### Приведённый текст
----------
После Аушвица

17
Новая жизнь

Несмотря на лучшие мамины намерения, я была столь измучена и потеряна, что действительно обвиняла ее в том, что она неправильно меня воспитала – и часто набрасывалась на нее.
«5 января 1946 года.
Флер ушла. Почему она сделала это? Разве она не знает, что я не могу без нее.
Пока я читала, было не так уж плохо. Но я больше не могу читать. Эта книга мне не подходит. Интересно, Флер знала об этом? Я всегда сначала буду читать книгу, прежде чем давать ее своему ребенку. Я так несчастна и не знаю почему. Хочется покончить с собой.
Я не уважаю себя, а презираю. Флер меня не понимает.
Папа бы меня понял. Я не знаю почему, но чувствую, что папочка и Хайнц все еще живы. Они вернутся и помогут мне. Я не понимаю, почему Флер не воспитывает меня должным образом. Она знает, что я хочу. Если человек достаточно взрослый, он может делать то, что хочет. Я все больше и больше вижу, насколько Флер плохо ко мне относится. Она слишком хороша для этого. Если бы я была мальчиком, кто знает, что бы я сделала со своей жизнью?
Я очень, очень несчастна, я в отчаянии. Я испытываю отвращение ко всему и к самой себе тоже. Я люблю Ваз Диаса и Чоппов. Почему Флер не помогает мне любить больше? Ревнует? Чушь!»
Из этого письма к самой себе видно, каково было мое состояние в январе 1946 года. Флер – моя мать, так мы стали называть ее в Брюсселе. Я не могу вспомнить книгу, против которой возражала и куда ушла мама (вероятно, в магазин – конечно, ничего более драматичного). Я была невероятно подавленной и несчастной девочкой-подростком и твердо верила в то, что мой отец и Хайнц все еще живы.

 

Иногда люди неожиданно возвращались после того, как их считали пропавшими без вести в течение многих лет или даже имели сообщения об их смерти, поэтому мое убеждение не было безосновательным. Затем возникла путаница с письмом от Красного Креста, в котором они указали неправильный год рождения Хайнца. Это только добавило мне уверенности в том, что здесь кроется ужасная ошибка.
Много лет после этого я каждый раз вскакивала при звуке останавливавшегося на улице автомобиля, полагая, что это могли приехать отец с братом. Казалось немыслимым, что я, молодая девушка, выжила, а мой отец – стойкий, полный сил мужчина, на которого я всегда равнялась, не выжил. Я осуждала себя за ту весть, которую передала ему в нашу последнюю встречу в Аушвице: будто маму отравили газом. Я была убеждена, что у него пропало желание жить.
Полагаю, что многим девочкам-подросткам знакомы те чувства, которые одолевали меня по отношению к матери. Она была для меня самым близким человеком в мире и человеком, которым я иногда возмущалась больше всего. В основе моей враждебности к ней лежало чувство того, что мы все как-то неправильно разъединились. Я была папиной дочкой, а Хайнц – маминым сыном. И все же мы остались вместе – мать и дочь.
----------
### Фрагменты материала
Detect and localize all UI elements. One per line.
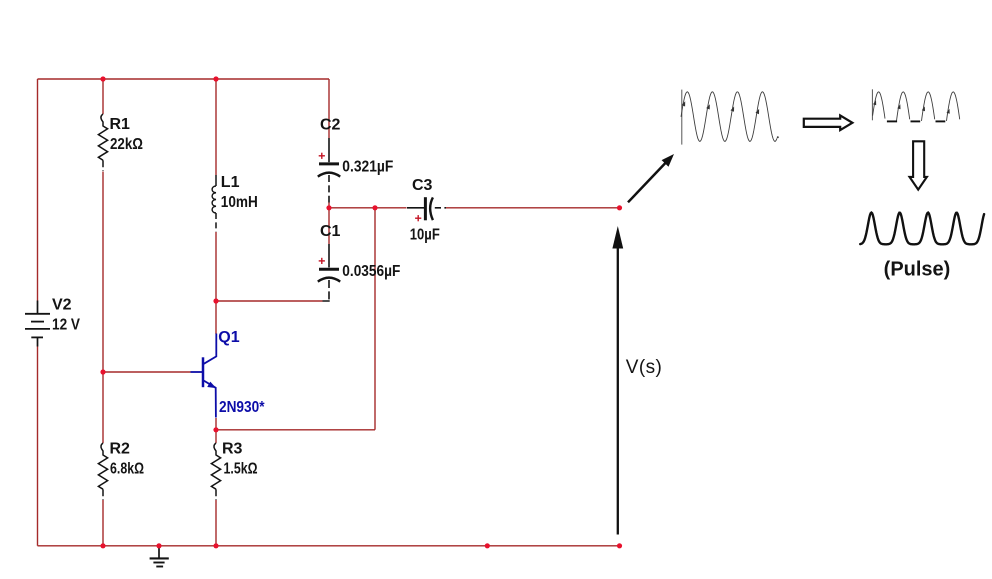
svg-text:(Pulse): (Pulse) (884, 258, 951, 280)
svg-text:Q1: Q1 (218, 329, 239, 346)
svg-text:C2: C2 (320, 116, 341, 133)
svg-text:C3: C3 (412, 177, 433, 194)
svg-text:2N930*: 2N930* (219, 399, 265, 416)
svg-text:R2: R2 (110, 440, 131, 457)
svg-text:6.8kΩ: 6.8kΩ (110, 460, 144, 477)
svg-text:V(s): V(s) (626, 357, 662, 378)
svg-text:R3: R3 (222, 440, 243, 457)
svg-text:C1: C1 (320, 223, 341, 240)
svg-text:12 V: 12 V (52, 316, 80, 333)
svg-text:22kΩ: 22kΩ (110, 136, 143, 153)
svg-text:1.5kΩ: 1.5kΩ (224, 460, 258, 477)
svg-text:L1: L1 (221, 174, 240, 191)
svg-text:0.0356µF: 0.0356µF (342, 263, 400, 280)
svg-text:V2: V2 (52, 297, 72, 314)
svg-text:10mH: 10mH (221, 194, 258, 211)
svg-text:R1: R1 (110, 116, 131, 133)
svg-text:10µF: 10µF (410, 226, 440, 243)
svg-text:0.321µF: 0.321µF (342, 159, 393, 176)
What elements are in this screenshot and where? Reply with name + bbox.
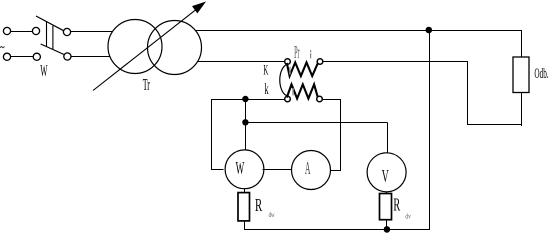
wire secondary l right [322, 99, 341, 101]
svg-text:dw: dw [269, 210, 275, 219]
svg-text:Odb.: Odb. [534, 66, 548, 82]
wire [331, 170, 341, 172]
voltmeter V [367, 153, 406, 192]
resistor Rdw [238, 193, 250, 221]
wire [11, 31, 33, 33]
wire W to A [263, 169, 292, 171]
wire [211, 169, 224, 171]
wire [11, 56, 34, 58]
autotransformer Tr circle 2 [148, 21, 202, 75]
switch W link bar 2 [52, 26, 54, 50]
CT Pr primary terminal K [285, 59, 291, 65]
CT coupling arc [280, 64, 287, 96]
label l primary [310, 50, 311, 52]
wire [467, 62, 469, 125]
CT Pr primary terminal L [317, 59, 323, 65]
label ~ source [0, 46, 4, 48]
wire [244, 189, 246, 193]
wire top main [196, 30, 522, 32]
source terminal bottom-mid [33, 53, 40, 60]
wire right vertical [429, 30, 431, 230]
svg-text:R: R [255, 195, 262, 215]
svg-text:k: k [265, 81, 269, 98]
wire lower main right [323, 61, 468, 63]
wattmeter W [225, 150, 264, 189]
node junction top [426, 27, 433, 34]
wire secondary k left [211, 99, 285, 101]
source terminal top-mid [32, 27, 39, 34]
wire [386, 220, 388, 230]
svg-text:K: K [263, 62, 268, 78]
svg-text:A: A [305, 158, 311, 178]
autotransformer arrow [93, 9, 197, 90]
wire [467, 124, 522, 126]
CT Pr secondary winding zigzag [287, 84, 318, 98]
wire [211, 99, 213, 170]
resistor Rdv [380, 194, 392, 220]
wire [521, 30, 523, 57]
switch W link bar 1 [46, 22, 48, 46]
wire [521, 93, 523, 127]
label l mark 2 [289, 67, 290, 75]
CT Pr primary winding zigzag [287, 63, 318, 77]
svg-text:Tr: Tr [143, 75, 150, 94]
node junction k wire [242, 96, 248, 102]
switch W blade bottom [41, 44, 64, 55]
svg-text:W: W [236, 158, 245, 178]
source terminal bottom-left [3, 53, 10, 60]
svg-text:R: R [393, 194, 400, 214]
label l mark 3 [292, 88, 293, 96]
wire [340, 99, 342, 171]
wire [71, 56, 110, 58]
wire [387, 122, 389, 153]
wire bottom main [244, 229, 430, 231]
source terminal top-left [3, 27, 10, 34]
svg-text:V: V [382, 166, 389, 186]
ammeter A [292, 151, 331, 190]
wire voltage to V [245, 122, 387, 124]
wire [244, 221, 246, 230]
wire [386, 192, 388, 194]
autotransformer Tr circle 1 [108, 20, 162, 74]
node junction voltage tap [242, 119, 248, 125]
switch W contact bottom [64, 53, 71, 60]
node junction bottom [384, 226, 391, 233]
svg-text:W: W [40, 61, 48, 80]
load Odb. [513, 57, 529, 93]
CT Pr secondary terminal k [285, 96, 291, 102]
svg-text:dv: dv [405, 213, 411, 221]
svg-text:Pr: Pr [294, 42, 300, 62]
wire lower main left [198, 61, 285, 63]
wire [71, 31, 112, 33]
switch W contact top [63, 28, 70, 35]
switch W blade top [36, 16, 64, 31]
CT Pr secondary terminal l [317, 96, 323, 102]
wire [245, 99, 247, 150]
----------
### Цель A
Перепишите из отрывка о жизни после Аушвица отрезок от слов «Несмотря на лучшие» до слов «могу без нее.» включительно.
### Цель B
Назовите все имена и фамилии людей, упомянутые в отрывке о жизни после Аушвица.
Материал дан отдельно от текста.

### Решение A
Несмотря на лучшие мамины намерения, я была столь измучена и потеряна, что действительно обвиняла ее в том, что она неправильно меня воспитала – и часто набрасывалась на нее.
«5 января 1946 года.
Флер ушла. Почему она сделала это? Разве она не знает, что я не могу без нее.

### Решение B
Флер, Хайнц, Ваз Диас, Чоппы